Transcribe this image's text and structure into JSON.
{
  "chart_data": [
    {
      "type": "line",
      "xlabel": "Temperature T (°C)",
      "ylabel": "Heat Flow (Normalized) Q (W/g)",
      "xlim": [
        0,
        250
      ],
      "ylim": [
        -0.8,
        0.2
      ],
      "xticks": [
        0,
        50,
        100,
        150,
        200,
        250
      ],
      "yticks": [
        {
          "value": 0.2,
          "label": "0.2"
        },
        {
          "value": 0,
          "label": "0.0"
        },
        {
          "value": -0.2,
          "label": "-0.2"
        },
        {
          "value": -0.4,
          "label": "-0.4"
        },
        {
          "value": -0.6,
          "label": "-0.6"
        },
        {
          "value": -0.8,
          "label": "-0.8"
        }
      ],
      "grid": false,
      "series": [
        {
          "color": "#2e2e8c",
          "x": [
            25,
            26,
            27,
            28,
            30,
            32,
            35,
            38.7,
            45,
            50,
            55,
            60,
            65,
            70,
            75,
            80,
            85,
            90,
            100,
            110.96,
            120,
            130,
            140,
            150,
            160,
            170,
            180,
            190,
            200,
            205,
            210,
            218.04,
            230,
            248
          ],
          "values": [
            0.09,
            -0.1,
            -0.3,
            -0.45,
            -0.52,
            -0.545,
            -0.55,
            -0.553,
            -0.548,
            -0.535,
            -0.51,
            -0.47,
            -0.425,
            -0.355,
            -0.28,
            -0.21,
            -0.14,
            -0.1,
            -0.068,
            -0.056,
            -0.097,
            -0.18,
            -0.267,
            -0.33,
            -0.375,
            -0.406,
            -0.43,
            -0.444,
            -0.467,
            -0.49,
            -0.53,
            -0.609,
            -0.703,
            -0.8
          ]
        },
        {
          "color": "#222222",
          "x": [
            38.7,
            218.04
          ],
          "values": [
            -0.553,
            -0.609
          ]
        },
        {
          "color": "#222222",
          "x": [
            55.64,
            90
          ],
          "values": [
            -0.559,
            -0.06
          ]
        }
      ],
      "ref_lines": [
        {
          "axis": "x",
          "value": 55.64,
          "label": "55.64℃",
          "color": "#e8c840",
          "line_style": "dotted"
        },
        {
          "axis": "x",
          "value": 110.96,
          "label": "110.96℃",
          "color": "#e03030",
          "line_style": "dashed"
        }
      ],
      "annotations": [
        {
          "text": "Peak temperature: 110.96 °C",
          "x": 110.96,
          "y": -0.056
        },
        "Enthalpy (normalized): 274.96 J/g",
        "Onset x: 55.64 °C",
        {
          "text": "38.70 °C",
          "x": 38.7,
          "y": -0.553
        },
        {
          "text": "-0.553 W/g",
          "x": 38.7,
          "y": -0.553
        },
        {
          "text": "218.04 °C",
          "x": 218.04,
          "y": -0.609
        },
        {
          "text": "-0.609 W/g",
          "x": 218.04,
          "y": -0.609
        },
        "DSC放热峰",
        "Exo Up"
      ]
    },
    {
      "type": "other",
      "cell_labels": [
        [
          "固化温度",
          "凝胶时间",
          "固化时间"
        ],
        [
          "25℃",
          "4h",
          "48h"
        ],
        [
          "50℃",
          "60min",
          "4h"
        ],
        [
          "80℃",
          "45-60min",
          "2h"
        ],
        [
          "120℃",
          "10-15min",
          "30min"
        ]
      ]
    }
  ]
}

──────────

Write out all of the records once more, exactly.

**Solution to the exercise**
Transcribe this image's text and structure into JSON.
{
  "chart_data": [
    {
      "type": "line",
      "xlabel": "Temperature T (°C)",
      "ylabel": "Heat Flow (Normalized) Q (W/g)",
      "xlim": [
        0,
        250
      ],
      "ylim": [
        -0.8,
        0.2
      ],
      "xticks": [
        0,
        50,
        100,
        150,
        200,
        250
      ],
      "yticks": [
        {
          "value": 0.2,
          "label": "0.2"
        },
        {
          "value": 0,
          "label": "0.0"
        },
        {
          "value": -0.2,
          "label": "-0.2"
        },
        {
          "value": -0.4,
          "label": "-0.4"
        },
        {
          "value": -0.6,
          "label": "-0.6"
        },
        {
          "value": -0.8,
          "label": "-0.8"
        }
      ],
      "grid": false,
      "series": [
        {
          "color": "#2e2e8c",
          "x": [
            25,
            26,
            27,
            28,
            30,
            32,
            35,
            38.7,
            45,
            50,
            55,
            60,
            65,
            70,
            75,
            80,
            85,
            90,
            100,
            110.96,
            120,
            130,
            140,
            150,
            160,
            170,
            180,
            190,
            200,
            205,
            210,
            218.04,
            230,
            248
          ],
          "values": [
            0.09,
            -0.1,
            -0.3,
            -0.45,
            -0.52,
            -0.545,
            -0.55,
            -0.553,
            -0.548,
            -0.535,
            -0.51,
            -0.47,
            -0.425,
            -0.355,
            -0.28,
            -0.21,
            -0.14,
            -0.1,
            -0.068,
            -0.056,
            -0.097,
            -0.18,
            -0.267,
            -0.33,
            -0.375,
            -0.406,
            -0.43,
            -0.444,
            -0.467,
            -0.49,
            -0.53,
            -0.609,
            -0.703,
            -0.8
          ]
        },
        {
          "color": "#222222",
          "x": [
            38.7,
            218.04
          ],
          "values": [
            -0.553,
            -0.609
          ]
        },
        {
          "color": "#222222",
          "x": [
            55.64,
            90
          ],
          "values": [
            -0.559,
            -0.06
          ]
        }
      ],
      "ref_lines": [
        {
          "axis": "x",
          "value": 55.64,
          "label": "55.64℃",
          "color": "#e8c840",
          "line_style": "dotted"
        },
        {
          "axis": "x",
          "value": 110.96,
          "label": "110.96℃",
          "color": "#e03030",
          "line_style": "dashed"
        }
      ],
      "annotations": [
        {
          "text": "Peak temperature: 110.96 °C",
          "x": 110.96,
          "y": -0.056
        },
        "Enthalpy (normalized): 274.96 J/g",
        "Onset x: 55.64 °C",
        {
          "text": "38.70 °C",
          "x": 38.7,
          "y": -0.553
        },
        {
          "text": "-0.553 W/g",
          "x": 38.7,
          "y": -0.553
        },
        {
          "text": "218.04 °C",
          "x": 218.04,
          "y": -0.609
        },
        {
          "text": "-0.609 W/g",
          "x": 218.04,
          "y": -0.609
        },
        "DSC放热峰",
        "Exo Up"
      ]
    },
    {
      "type": "other",
      "cell_labels": [
        [
          "固化温度",
          "凝胶时间",
          "固化时间"
        ],
        [
          "25℃",
          "4h",
          "48h"
        ],
        [
          "50℃",
          "60min",
          "4h"
        ],
        [
          "80℃",
          "45-60min",
          "2h"
        ],
        [
          "120℃",
          "10-15min",
          "30min"
        ]
      ]
    }
  ]
}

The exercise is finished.